EXERCISE
Every line must be returned precisely as it is written.

Dataset rows about figures

####################

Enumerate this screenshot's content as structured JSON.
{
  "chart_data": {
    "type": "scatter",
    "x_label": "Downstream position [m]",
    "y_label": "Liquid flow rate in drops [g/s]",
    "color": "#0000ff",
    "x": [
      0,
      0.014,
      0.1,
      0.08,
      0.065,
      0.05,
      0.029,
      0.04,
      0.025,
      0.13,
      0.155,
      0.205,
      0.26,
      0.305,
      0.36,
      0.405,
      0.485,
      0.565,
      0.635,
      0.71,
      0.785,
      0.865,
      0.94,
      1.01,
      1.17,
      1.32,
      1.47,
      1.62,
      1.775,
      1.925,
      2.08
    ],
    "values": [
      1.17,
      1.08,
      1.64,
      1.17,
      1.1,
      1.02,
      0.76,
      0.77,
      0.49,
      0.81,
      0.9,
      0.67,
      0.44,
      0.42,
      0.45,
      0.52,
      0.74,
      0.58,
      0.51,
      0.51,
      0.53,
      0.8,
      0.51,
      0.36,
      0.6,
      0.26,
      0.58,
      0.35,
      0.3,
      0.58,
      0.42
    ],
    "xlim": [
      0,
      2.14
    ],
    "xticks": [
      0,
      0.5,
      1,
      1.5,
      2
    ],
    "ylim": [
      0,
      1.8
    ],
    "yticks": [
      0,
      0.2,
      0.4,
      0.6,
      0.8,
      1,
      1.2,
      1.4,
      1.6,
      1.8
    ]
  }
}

####################

FULL RESPONSE
Enumerate this screenshot's content as structured JSON.
{
  "chart_data": {
    "type": "scatter",
    "x_label": "Downstream position [m]",
    "y_label": "Liquid flow rate in drops [g/s]",
    "color": "#0000ff",
    "x": [
      0,
      0.014,
      0.1,
      0.08,
      0.065,
      0.05,
      0.029,
      0.04,
      0.025,
      0.13,
      0.155,
      0.205,
      0.26,
      0.305,
      0.36,
      0.405,
      0.485,
      0.565,
      0.635,
      0.71,
      0.785,
      0.865,
      0.94,
      1.01,
      1.17,
      1.32,
      1.47,
      1.62,
      1.775,
      1.925,
      2.08
    ],
    "values": [
      1.17,
      1.08,
      1.64,
      1.17,
      1.1,
      1.02,
      0.76,
      0.77,
      0.49,
      0.81,
      0.9,
      0.67,
      0.44,
      0.42,
      0.45,
      0.52,
      0.74,
      0.58,
      0.51,
      0.51,
      0.53,
      0.8,
      0.51,
      0.36,
      0.6,
      0.26,
      0.58,
      0.35,
      0.3,
      0.58,
      0.42
    ],
    "xlim": [
      0,
      2.14
    ],
    "xticks": [
      0,
      0.5,
      1,
      1.5,
      2
    ],
    "ylim": [
      0,
      1.8
    ],
    "yticks": [
      0,
      0.2,
      0.4,
      0.6,
      0.8,
      1,
      1.2,
      1.4,
      1.6,
      1.8
    ]
  }
}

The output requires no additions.